* _YOUR GOAL_: Copy the records below verbatim, starting with the line that contains "where is each" and going on through the line that contains "shape-outline-dropdown-icon[interactable] <box>788 107".

* _DATA SHOWN_:
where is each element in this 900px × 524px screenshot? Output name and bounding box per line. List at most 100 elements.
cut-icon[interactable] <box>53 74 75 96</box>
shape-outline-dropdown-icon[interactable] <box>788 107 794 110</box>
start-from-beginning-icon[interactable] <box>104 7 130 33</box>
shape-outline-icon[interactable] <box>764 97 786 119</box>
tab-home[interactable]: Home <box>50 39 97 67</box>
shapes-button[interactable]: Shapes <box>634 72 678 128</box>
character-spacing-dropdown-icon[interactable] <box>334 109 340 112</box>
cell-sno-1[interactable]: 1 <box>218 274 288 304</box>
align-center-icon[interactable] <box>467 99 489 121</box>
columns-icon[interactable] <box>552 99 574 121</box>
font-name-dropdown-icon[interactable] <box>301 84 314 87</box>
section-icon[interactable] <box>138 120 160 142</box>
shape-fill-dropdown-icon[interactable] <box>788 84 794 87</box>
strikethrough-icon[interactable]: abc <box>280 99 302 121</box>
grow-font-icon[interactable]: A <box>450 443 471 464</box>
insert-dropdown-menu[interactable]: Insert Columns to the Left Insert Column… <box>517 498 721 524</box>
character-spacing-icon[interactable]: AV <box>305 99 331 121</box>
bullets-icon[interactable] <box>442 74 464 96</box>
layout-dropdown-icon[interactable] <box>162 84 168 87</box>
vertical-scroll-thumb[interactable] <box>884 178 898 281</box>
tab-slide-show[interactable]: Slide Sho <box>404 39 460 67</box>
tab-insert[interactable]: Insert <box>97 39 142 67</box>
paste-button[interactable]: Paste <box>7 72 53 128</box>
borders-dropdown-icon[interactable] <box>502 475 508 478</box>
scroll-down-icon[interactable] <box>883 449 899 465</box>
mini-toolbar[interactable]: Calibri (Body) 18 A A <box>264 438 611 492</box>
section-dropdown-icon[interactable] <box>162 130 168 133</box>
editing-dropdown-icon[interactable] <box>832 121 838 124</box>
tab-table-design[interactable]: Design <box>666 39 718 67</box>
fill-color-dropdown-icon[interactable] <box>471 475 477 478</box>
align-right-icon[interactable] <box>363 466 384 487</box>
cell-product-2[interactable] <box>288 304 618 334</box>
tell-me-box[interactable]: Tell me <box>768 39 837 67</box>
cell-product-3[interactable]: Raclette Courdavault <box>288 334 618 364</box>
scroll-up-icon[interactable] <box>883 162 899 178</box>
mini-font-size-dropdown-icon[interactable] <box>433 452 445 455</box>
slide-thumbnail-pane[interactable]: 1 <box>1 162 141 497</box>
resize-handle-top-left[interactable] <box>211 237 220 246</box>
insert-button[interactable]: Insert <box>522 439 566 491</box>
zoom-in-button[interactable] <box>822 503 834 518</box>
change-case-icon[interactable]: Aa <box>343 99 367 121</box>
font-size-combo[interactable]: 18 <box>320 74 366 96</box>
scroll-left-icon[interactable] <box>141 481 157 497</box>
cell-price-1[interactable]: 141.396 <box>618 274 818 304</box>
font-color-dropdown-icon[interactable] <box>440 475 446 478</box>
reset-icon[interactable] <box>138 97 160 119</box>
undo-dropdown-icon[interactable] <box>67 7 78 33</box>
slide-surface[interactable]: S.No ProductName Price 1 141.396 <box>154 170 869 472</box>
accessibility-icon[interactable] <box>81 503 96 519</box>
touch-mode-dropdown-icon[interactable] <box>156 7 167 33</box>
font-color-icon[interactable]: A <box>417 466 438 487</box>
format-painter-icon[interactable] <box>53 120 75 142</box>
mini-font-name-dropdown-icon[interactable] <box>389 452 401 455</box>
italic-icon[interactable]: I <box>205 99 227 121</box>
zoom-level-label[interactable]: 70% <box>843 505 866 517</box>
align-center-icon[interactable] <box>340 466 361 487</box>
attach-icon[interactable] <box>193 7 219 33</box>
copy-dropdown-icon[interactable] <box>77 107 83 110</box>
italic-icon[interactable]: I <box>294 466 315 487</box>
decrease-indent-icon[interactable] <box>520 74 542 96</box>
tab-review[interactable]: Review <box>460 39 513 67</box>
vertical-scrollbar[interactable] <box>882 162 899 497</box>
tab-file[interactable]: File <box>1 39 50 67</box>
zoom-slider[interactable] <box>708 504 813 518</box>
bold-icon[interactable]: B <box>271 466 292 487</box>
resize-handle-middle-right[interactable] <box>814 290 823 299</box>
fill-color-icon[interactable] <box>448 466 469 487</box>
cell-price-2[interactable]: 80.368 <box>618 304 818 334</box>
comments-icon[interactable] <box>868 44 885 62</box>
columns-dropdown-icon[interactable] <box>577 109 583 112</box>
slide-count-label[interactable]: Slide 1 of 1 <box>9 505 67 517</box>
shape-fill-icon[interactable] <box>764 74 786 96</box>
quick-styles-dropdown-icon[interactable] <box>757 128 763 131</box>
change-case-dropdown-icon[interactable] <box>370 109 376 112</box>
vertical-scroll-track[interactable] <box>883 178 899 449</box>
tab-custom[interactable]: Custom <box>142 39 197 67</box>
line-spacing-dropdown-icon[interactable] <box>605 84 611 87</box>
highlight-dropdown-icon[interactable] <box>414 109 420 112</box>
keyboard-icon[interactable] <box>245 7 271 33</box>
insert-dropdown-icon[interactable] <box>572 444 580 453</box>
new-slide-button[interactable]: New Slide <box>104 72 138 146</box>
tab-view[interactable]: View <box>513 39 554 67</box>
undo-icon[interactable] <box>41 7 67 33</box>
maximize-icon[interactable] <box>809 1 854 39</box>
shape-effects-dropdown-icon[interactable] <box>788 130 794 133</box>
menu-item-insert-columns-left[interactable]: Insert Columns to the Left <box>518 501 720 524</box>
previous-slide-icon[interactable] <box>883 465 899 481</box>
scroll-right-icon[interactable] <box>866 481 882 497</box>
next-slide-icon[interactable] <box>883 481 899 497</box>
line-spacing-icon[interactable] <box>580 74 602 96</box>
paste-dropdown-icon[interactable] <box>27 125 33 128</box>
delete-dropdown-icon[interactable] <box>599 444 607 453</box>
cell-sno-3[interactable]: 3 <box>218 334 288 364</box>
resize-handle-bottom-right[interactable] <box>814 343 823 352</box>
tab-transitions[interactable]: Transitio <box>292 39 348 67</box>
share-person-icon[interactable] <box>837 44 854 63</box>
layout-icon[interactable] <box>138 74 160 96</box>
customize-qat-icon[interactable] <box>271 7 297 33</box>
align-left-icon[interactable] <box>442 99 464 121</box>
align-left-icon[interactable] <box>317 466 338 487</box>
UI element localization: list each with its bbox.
---
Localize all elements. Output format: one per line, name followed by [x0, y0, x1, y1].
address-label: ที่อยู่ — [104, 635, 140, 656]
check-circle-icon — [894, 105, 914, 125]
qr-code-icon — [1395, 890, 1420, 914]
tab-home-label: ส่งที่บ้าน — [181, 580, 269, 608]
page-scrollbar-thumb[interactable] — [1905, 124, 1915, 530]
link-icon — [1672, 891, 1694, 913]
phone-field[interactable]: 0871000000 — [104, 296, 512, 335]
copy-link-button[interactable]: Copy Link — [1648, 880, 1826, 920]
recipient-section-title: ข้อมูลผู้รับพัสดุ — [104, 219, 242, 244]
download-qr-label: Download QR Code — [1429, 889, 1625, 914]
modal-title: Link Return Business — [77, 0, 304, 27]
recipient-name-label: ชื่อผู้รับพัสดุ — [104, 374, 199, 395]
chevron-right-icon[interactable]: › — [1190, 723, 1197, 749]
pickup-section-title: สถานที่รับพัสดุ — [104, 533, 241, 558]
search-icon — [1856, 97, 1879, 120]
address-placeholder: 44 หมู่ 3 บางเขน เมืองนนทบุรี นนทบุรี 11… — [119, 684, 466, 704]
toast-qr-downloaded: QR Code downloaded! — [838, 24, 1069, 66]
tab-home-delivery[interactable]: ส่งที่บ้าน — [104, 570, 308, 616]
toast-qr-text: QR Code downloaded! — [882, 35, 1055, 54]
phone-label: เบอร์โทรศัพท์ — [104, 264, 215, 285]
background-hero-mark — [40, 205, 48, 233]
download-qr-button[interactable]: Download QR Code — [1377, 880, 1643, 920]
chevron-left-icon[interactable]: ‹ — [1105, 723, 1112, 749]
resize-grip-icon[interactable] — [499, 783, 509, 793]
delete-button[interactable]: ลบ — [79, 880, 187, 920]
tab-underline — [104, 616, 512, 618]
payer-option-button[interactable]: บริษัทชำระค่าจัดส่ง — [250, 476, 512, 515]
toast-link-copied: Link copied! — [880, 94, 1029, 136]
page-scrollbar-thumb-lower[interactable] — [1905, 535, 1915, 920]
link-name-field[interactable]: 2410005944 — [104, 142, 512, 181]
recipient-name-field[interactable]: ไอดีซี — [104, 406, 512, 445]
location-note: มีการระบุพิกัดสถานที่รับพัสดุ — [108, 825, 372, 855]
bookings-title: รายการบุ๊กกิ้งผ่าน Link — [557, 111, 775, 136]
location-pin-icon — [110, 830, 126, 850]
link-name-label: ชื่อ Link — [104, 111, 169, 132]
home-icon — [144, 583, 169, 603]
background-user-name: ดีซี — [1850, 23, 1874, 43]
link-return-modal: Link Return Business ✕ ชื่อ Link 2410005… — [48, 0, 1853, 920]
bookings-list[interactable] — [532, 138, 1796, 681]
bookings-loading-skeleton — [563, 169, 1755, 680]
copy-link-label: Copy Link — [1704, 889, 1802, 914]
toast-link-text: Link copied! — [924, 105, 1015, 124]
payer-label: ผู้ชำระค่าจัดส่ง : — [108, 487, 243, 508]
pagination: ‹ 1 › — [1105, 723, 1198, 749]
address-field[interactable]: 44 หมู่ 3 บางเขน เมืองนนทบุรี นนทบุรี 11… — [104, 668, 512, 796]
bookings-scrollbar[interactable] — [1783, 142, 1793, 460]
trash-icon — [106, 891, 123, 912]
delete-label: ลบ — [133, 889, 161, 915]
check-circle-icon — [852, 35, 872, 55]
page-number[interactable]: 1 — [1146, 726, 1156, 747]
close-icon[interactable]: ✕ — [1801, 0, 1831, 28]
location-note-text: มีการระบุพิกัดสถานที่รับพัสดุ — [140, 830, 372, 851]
--
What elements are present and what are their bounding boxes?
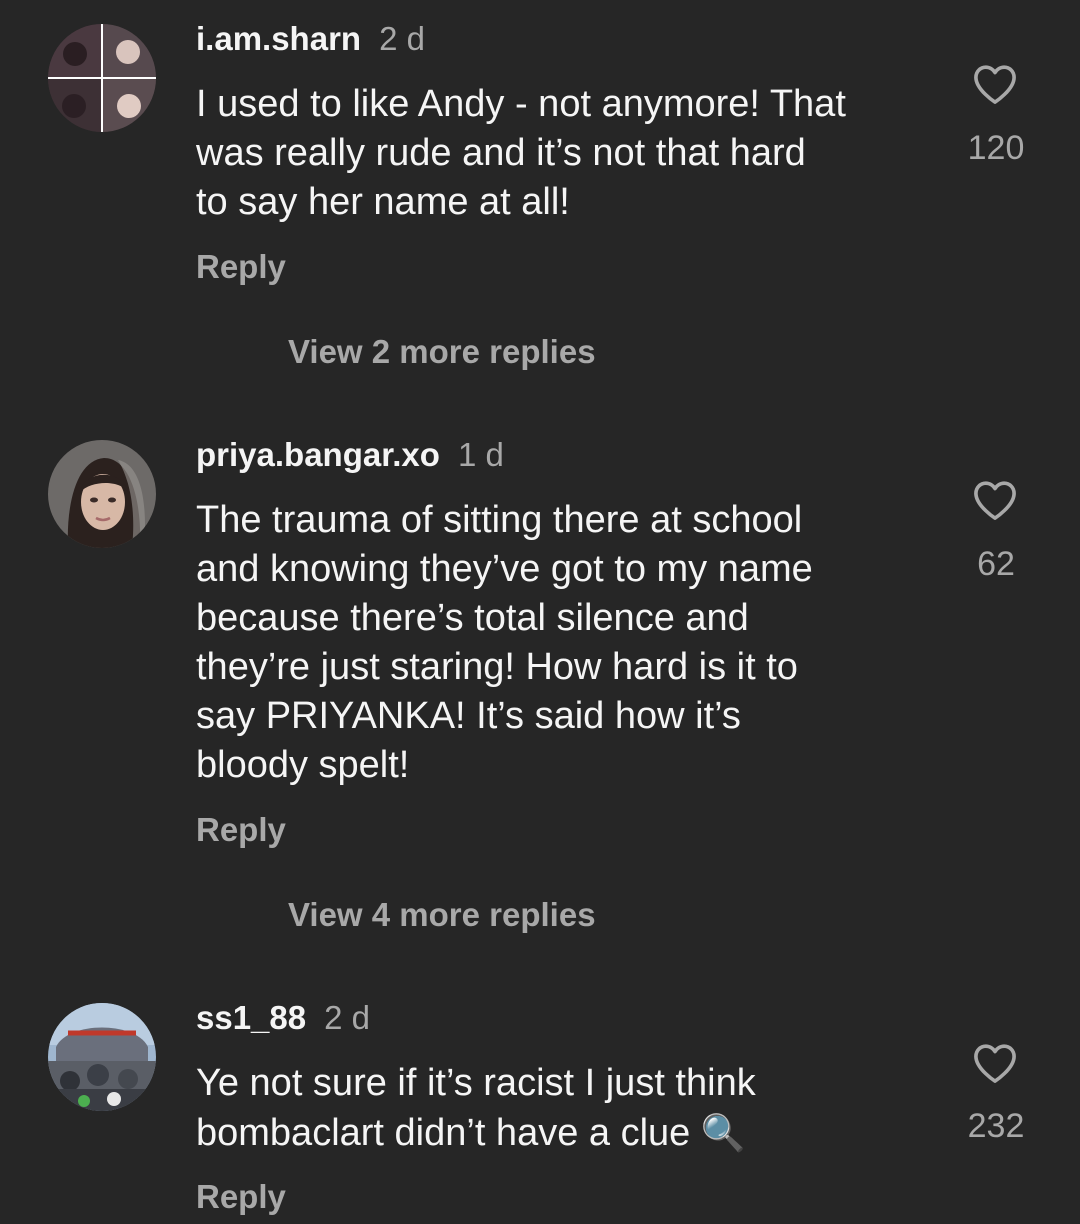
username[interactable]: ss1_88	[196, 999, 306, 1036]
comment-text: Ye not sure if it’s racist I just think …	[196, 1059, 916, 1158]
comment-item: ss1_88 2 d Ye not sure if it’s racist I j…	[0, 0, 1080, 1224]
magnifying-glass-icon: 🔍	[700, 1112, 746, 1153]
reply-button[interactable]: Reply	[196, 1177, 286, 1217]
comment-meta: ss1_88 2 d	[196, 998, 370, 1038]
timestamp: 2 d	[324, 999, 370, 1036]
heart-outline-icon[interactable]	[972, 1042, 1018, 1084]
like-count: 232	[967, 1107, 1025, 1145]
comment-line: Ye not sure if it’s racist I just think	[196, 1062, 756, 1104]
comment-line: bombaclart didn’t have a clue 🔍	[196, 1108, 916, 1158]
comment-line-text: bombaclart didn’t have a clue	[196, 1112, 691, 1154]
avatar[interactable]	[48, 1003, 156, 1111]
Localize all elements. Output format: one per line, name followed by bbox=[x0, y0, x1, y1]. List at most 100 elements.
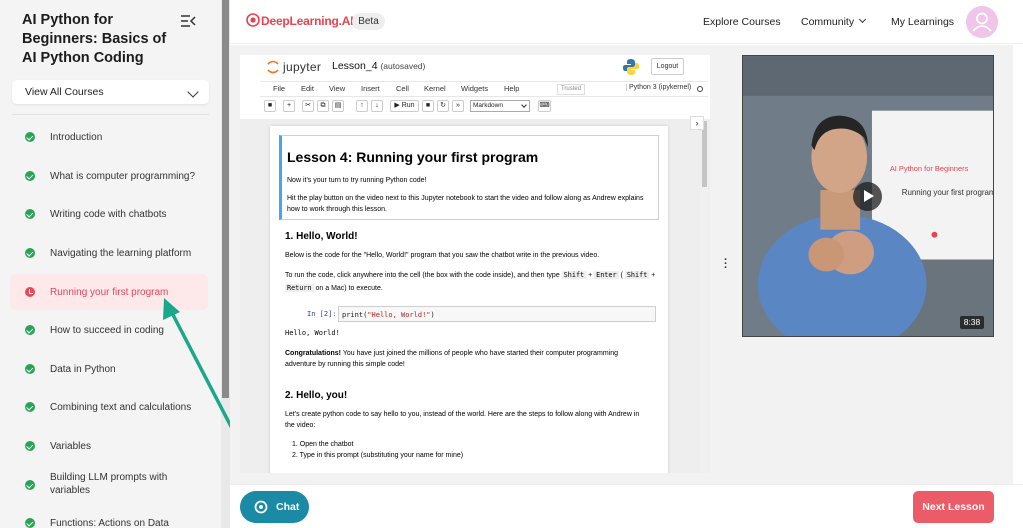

* _THE RESPONSE_:
where is each element in this 900px × 524px screenshot? Output name and bounding box per line. List at most 100 elements.
cut-icon[interactable] <box>53 74 75 96</box>
shape-outline-dropdown-icon[interactable] <box>788 107 794 110</box>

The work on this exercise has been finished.